Rows from a figure dataset
* begin *
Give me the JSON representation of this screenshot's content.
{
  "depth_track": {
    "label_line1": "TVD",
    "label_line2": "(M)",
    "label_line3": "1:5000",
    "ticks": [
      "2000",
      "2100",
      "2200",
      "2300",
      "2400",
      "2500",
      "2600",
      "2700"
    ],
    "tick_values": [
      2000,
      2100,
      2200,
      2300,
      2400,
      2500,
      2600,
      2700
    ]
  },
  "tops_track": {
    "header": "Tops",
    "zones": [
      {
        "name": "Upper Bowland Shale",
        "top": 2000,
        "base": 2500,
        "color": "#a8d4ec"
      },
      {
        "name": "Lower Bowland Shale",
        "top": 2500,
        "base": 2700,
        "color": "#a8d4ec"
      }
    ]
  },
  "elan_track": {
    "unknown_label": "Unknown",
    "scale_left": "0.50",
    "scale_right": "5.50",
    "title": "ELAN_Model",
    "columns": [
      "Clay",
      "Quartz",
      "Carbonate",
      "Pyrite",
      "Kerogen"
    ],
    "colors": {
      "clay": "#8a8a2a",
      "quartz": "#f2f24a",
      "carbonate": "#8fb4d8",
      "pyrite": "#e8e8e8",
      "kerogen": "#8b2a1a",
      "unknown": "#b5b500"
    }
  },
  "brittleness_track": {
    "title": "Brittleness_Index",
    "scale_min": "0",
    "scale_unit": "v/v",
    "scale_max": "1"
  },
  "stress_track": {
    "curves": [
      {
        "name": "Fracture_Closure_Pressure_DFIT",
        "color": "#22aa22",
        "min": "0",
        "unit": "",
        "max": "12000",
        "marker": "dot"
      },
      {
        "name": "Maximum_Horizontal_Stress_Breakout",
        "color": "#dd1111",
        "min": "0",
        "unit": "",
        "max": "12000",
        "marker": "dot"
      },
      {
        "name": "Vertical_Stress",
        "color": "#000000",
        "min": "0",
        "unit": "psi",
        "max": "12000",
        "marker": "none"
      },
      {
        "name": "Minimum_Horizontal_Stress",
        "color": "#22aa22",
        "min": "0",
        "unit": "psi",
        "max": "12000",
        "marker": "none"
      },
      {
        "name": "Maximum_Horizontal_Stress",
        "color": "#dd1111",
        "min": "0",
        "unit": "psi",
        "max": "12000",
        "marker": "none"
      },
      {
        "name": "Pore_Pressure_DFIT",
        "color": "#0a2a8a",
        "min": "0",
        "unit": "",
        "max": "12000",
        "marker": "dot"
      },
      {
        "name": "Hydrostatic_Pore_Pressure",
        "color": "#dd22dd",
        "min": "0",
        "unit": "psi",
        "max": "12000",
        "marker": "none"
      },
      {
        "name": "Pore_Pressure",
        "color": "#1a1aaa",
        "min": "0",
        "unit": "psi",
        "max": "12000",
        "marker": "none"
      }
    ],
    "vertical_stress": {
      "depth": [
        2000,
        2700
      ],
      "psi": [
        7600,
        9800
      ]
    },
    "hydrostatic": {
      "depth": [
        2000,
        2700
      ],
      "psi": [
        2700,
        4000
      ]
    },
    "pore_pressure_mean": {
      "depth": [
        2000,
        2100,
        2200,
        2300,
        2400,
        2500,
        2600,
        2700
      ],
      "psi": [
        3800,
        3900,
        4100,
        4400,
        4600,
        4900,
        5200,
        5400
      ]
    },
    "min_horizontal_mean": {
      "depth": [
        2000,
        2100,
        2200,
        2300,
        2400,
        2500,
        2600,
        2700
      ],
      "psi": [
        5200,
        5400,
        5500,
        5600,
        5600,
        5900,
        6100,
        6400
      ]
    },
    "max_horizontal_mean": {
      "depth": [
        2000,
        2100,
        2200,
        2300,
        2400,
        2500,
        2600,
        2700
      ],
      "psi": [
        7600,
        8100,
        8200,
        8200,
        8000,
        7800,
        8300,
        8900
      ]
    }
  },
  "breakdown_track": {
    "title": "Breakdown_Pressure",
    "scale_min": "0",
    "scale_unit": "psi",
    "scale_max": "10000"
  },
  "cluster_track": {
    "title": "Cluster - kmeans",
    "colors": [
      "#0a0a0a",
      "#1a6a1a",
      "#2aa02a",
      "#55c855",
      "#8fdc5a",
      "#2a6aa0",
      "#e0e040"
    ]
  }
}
* end *
_Stated goal:_
Your task is to output the full set of records exactly as presented.

_Written answer:_
Give me the JSON representation of this screenshot's content.
{
  "depth_track": {
    "label_line1": "TVD",
    "label_line2": "(M)",
    "label_line3": "1:5000",
    "ticks": [
      "2000",
      "2100",
      "2200",
      "2300",
      "2400",
      "2500",
      "2600",
      "2700"
    ],
    "tick_values": [
      2000,
      2100,
      2200,
      2300,
      2400,
      2500,
      2600,
      2700
    ]
  },
  "tops_track": {
    "header": "Tops",
    "zones": [
      {
        "name": "Upper Bowland Shale",
        "top": 2000,
        "base": 2500,
        "color": "#a8d4ec"
      },
      {
        "name": "Lower Bowland Shale",
        "top": 2500,
        "base": 2700,
        "color": "#a8d4ec"
      }
    ]
  },
  "elan_track": {
    "unknown_label": "Unknown",
    "scale_left": "0.50",
    "scale_right": "5.50",
    "title": "ELAN_Model",
    "columns": [
      "Clay",
      "Quartz",
      "Carbonate",
      "Pyrite",
      "Kerogen"
    ],
    "colors": {
      "clay": "#8a8a2a",
      "quartz": "#f2f24a",
      "carbonate": "#8fb4d8",
      "pyrite": "#e8e8e8",
      "kerogen": "#8b2a1a",
      "unknown": "#b5b500"
    }
  },
  "brittleness_track": {
    "title": "Brittleness_Index",
    "scale_min": "0",
    "scale_unit": "v/v",
    "scale_max": "1"
  },
  "stress_track": {
    "curves": [
      {
        "name": "Fracture_Closure_Pressure_DFIT",
        "color": "#22aa22",
        "min": "0",
        "unit": "",
        "max": "12000",
        "marker": "dot"
      },
      {
        "name": "Maximum_Horizontal_Stress_Breakout",
        "color": "#dd1111",
        "min": "0",
        "unit": "",
        "max": "12000",
        "marker": "dot"
      },
      {
        "name": "Vertical_Stress",
        "color": "#000000",
        "min": "0",
        "unit": "psi",
        "max": "12000",
        "marker": "none"
      },
      {
        "name": "Minimum_Horizontal_Stress",
        "color": "#22aa22",
        "min": "0",
        "unit": "psi",
        "max": "12000",
        "marker": "none"
      },
      {
        "name": "Maximum_Horizontal_Stress",
        "color": "#dd1111",
        "min": "0",
        "unit": "psi",
        "max": "12000",
        "marker": "none"
      },
      {
        "name": "Pore_Pressure_DFIT",
        "color": "#0a2a8a",
        "min": "0",
        "unit": "",
        "max": "12000",
        "marker": "dot"
      },
      {
        "name": "Hydrostatic_Pore_Pressure",
        "color": "#dd22dd",
        "min": "0",
        "unit": "psi",
        "max": "12000",
        "marker": "none"
      },
      {
        "name": "Pore_Pressure",
        "color": "#1a1aaa",
        "min": "0",
        "unit": "psi",
        "max": "12000",
        "marker": "none"
      }
    ],
    "vertical_stress": {
      "depth": [
        2000,
        2700
      ],
      "psi": [
        7600,
        9800
      ]
    },
    "hydrostatic": {
      "depth": [
        2000,
        2700
      ],
      "psi": [
        2700,
        4000
      ]
    },
    "pore_pressure_mean": {
      "depth": [
        2000,
        2100,
        2200,
        2300,
        2400,
        2500,
        2600,
        2700
      ],
      "psi": [
        3800,
        3900,
        4100,
        4400,
        4600,
        4900,
        5200,
        5400
      ]
    },
    "min_horizontal_mean": {
      "depth": [
        2000,
        2100,
        2200,
        2300,
        2400,
        2500,
        2600,
        2700
      ],
      "psi": [
        5200,
        5400,
        5500,
        5600,
        5600,
        5900,
        6100,
        6400
      ]
    },
    "max_horizontal_mean": {
      "depth": [
        2000,
        2100,
        2200,
        2300,
        2400,
        2500,
        2600,
        2700
      ],
      "psi": [
        7600,
        8100,
        8200,
        8200,
        8000,
        7800,
        8300,
        8900
      ]
    }
  },
  "breakdown_track": {
    "title": "Breakdown_Pressure",
    "scale_min": "0",
    "scale_unit": "psi",
    "scale_max": "10000"
  },
  "cluster_track": {
    "title": "Cluster - kmeans",
    "colors": [
      "#0a0a0a",
      "#1a6a1a",
      "#2aa02a",
      "#55c855",
      "#8fdc5a",
      "#2a6aa0",
      "#e0e040"
    ]
  }
}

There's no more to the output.